(Dataset excerpt)
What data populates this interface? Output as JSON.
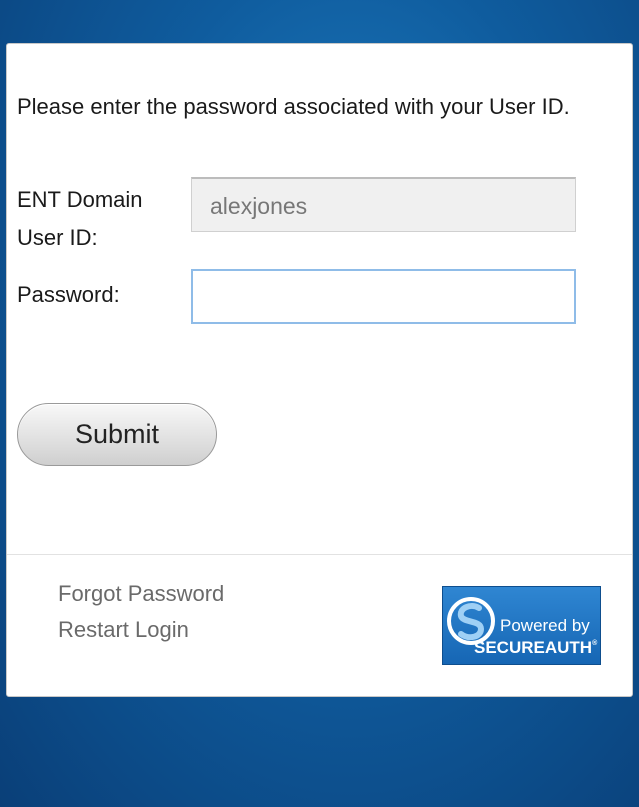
{
  "form": {
    "instructions": "Please enter the password associated with your User ID.",
    "user_label": "ENT Domain User ID:",
    "user_value": "alexjones",
    "password_label": "Password:",
    "password_value": "",
    "submit_label": "Submit"
  },
  "footer": {
    "forgot_password": "Forgot Password",
    "restart_login": "Restart Login",
    "badge": {
      "powered_by": "Powered by",
      "brand": "SECUREAUTH",
      "trademark": "®",
      "icon": "secureauth-logo-icon"
    }
  },
  "colors": {
    "background": "#0f5c9e",
    "badge": "#1f72c2",
    "focus_border": "#8fbce8",
    "link": "#6a6a6a"
  }
}
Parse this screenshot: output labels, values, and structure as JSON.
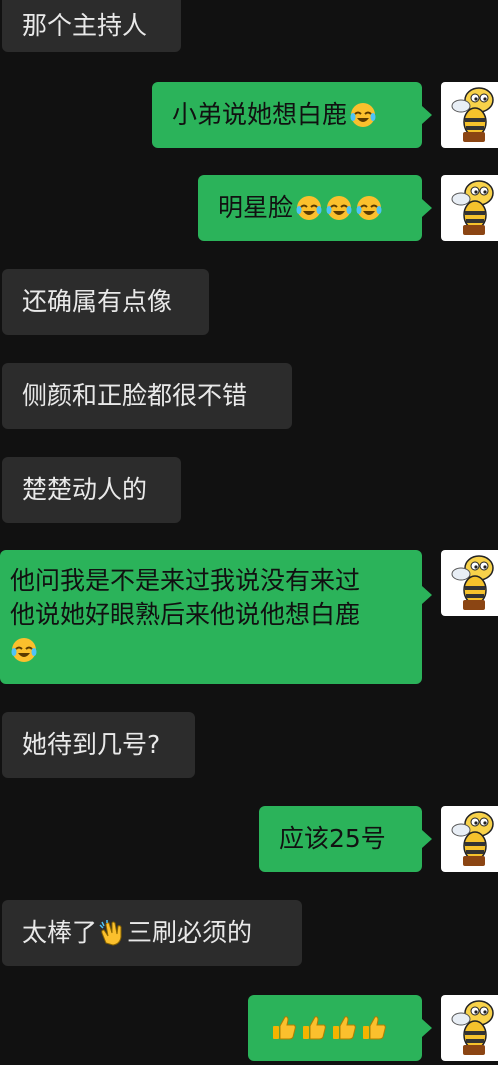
{
  "messages": [
    {
      "side": "left",
      "text": "那个主持人"
    },
    {
      "side": "right",
      "text": "小弟说她想白鹿",
      "emoji": [
        "laugh-cry"
      ]
    },
    {
      "side": "right",
      "text": "明星脸",
      "emoji": [
        "laugh-cry",
        "laugh-cry",
        "laugh-cry"
      ]
    },
    {
      "side": "left",
      "text": "还确属有点像"
    },
    {
      "side": "left",
      "text": "侧颜和正脸都很不错"
    },
    {
      "side": "left",
      "text": "楚楚动人的"
    },
    {
      "side": "right",
      "lines": [
        "他问我是不是来过我说没有来过",
        "他说她好眼熟后来他说他想白鹿"
      ],
      "emoji": [
        "laugh-cry"
      ]
    },
    {
      "side": "left",
      "text": "她待到几号?"
    },
    {
      "side": "right",
      "text": "应该25号"
    },
    {
      "side": "left",
      "text_before": "太棒了",
      "text_after": "三刷必须的",
      "emoji": [
        "clap"
      ]
    },
    {
      "side": "right",
      "text": "",
      "emoji": [
        "thumbs-up",
        "thumbs-up",
        "thumbs-up",
        "thumbs-up"
      ]
    }
  ],
  "colors": {
    "background": "#111111",
    "left_bubble": "#2c2c2c",
    "right_bubble": "#2bb35a",
    "left_text": "#e9e9e9",
    "right_text": "#111111"
  },
  "avatar_icon": "bee-mascot-icon"
}
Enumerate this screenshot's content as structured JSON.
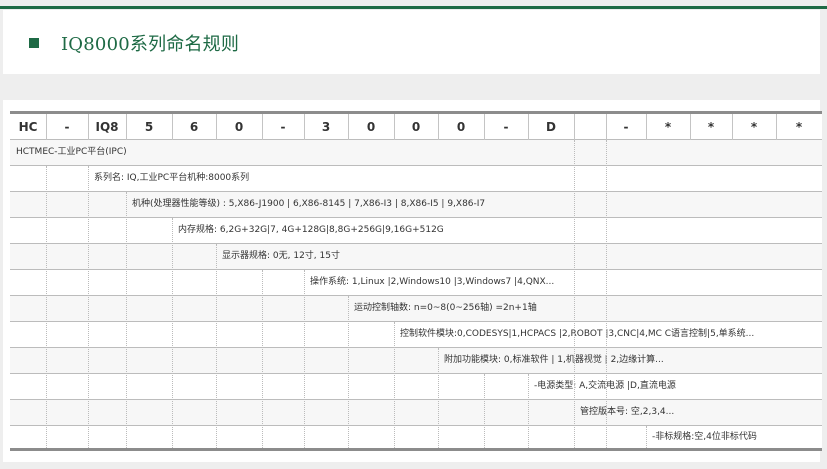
{
  "title": "IQ8000系列命名规则",
  "header_codes": [
    "HC",
    "-",
    "IQ8",
    "5",
    "6",
    "0",
    "-",
    "3",
    "0",
    "0",
    "0",
    "-",
    "D",
    "",
    "-",
    "*",
    "*",
    "*",
    "*"
  ],
  "descriptions": [
    "HCTMEC-工业PC平台(IPC)",
    "系列名: IQ,工业PC平台机种:8000系列",
    "机种(处理器性能等级) : 5,X86-J1900 | 6,X86-8145 | 7,X86-I3 | 8,X86-I5 | 9,X86-I7",
    "内存规格: 6,2G+32G|7, 4G+128G|8,8G+256G|9,16G+512G",
    "显示器规格: 0无, 12寸, 15寸",
    "操作系统: 1,Linux |2,Windows10 |3,Windows7 |4,QNX...",
    "运动控制轴数: n=0~8(0~256轴) =2n+1轴",
    "控制软件模块:0,CODESYS|1,HCPACS |2,ROBOT |3,CNC|4,MC C语言控制|5,单系统...",
    "附加功能模块: 0,标准软件 | 1,机器视觉 | 2,边缘计算...",
    "-电源类型: A,交流电源 |D,直流电源",
    "管控版本号: 空,2,3,4...",
    "-非标规格:空,4位非标代码"
  ]
}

§ Task directions:
Excluding the pictures, restate the records above word for word.

§ Response below:
What data populates this interface? Output as JSON.
{
  "form": {
    "instructions": "Please enter the password associated with your User ID.",
    "user_label": "ENT Domain User ID:",
    "user_value": "alexjones",
    "password_label": "Password:",
    "password_value": "",
    "submit_label": "Submit"
  },
  "footer": {
    "forgot_password": "Forgot Password",
    "restart_login": "Restart Login",
    "badge": {
      "powered_by": "Powered by",
      "brand": "SECUREAUTH",
      "trademark": "®",
      "icon": "secureauth-logo-icon"
    }
  },
  "colors": {
    "background": "#0f5c9e",
    "badge": "#1f72c2",
    "focus_border": "#8fbce8",
    "link": "#6a6a6a"
  }
}
Parse this screenshot: output labels, values, and structure as JSON.
{
  "messages": [
    {
      "side": "left",
      "text": "那个主持人"
    },
    {
      "side": "right",
      "text": "小弟说她想白鹿",
      "emoji": [
        "laugh-cry"
      ]
    },
    {
      "side": "right",
      "text": "明星脸",
      "emoji": [
        "laugh-cry",
        "laugh-cry",
        "laugh-cry"
      ]
    },
    {
      "side": "left",
      "text": "还确属有点像"
    },
    {
      "side": "left",
      "text": "侧颜和正脸都很不错"
    },
    {
      "side": "left",
      "text": "楚楚动人的"
    },
    {
      "side": "right",
      "lines": [
        "他问我是不是来过我说没有来过",
        "他说她好眼熟后来他说他想白鹿"
      ],
      "emoji": [
        "laugh-cry"
      ]
    },
    {
      "side": "left",
      "text": "她待到几号?"
    },
    {
      "side": "right",
      "text": "应该25号"
    },
    {
      "side": "left",
      "text_before": "太棒了",
      "text_after": "三刷必须的",
      "emoji": [
        "clap"
      ]
    },
    {
      "side": "right",
      "text": "",
      "emoji": [
        "thumbs-up",
        "thumbs-up",
        "thumbs-up",
        "thumbs-up"
      ]
    }
  ],
  "colors": {
    "background": "#111111",
    "left_bubble": "#2c2c2c",
    "right_bubble": "#2bb35a",
    "left_text": "#e9e9e9",
    "right_text": "#111111"
  },
  "avatar_icon": "bee-mascot-icon"
}
Enumerate this screenshot's content as structured JSON.
{
  "title": "IQ8000系列命名规则",
  "header_codes": [
    "HC",
    "-",
    "IQ8",
    "5",
    "6",
    "0",
    "-",
    "3",
    "0",
    "0",
    "0",
    "-",
    "D",
    "",
    "-",
    "*",
    "*",
    "*",
    "*"
  ],
  "descriptions": [
    "HCTMEC-工业PC平台(IPC)",
    "系列名: IQ,工业PC平台机种:8000系列",
    "机种(处理器性能等级) : 5,X86-J1900 | 6,X86-8145 | 7,X86-I3 | 8,X86-I5 | 9,X86-I7",
    "内存规格: 6,2G+32G|7, 4G+128G|8,8G+256G|9,16G+512G",
    "显示器规格: 0无, 12寸, 15寸",
    "操作系统: 1,Linux |2,Windows10 |3,Windows7 |4,QNX...",
    "运动控制轴数: n=0~8(0~256轴) =2n+1轴",
    "控制软件模块:0,CODESYS|1,HCPACS |2,ROBOT |3,CNC|4,MC C语言控制|5,单系统...",
    "附加功能模块: 0,标准软件 | 1,机器视觉 | 2,边缘计算...",
    "-电源类型: A,交流电源 |D,直流电源",
    "管控版本号: 空,2,3,4...",
    "-非标规格:空,4位非标代码"
  ]
}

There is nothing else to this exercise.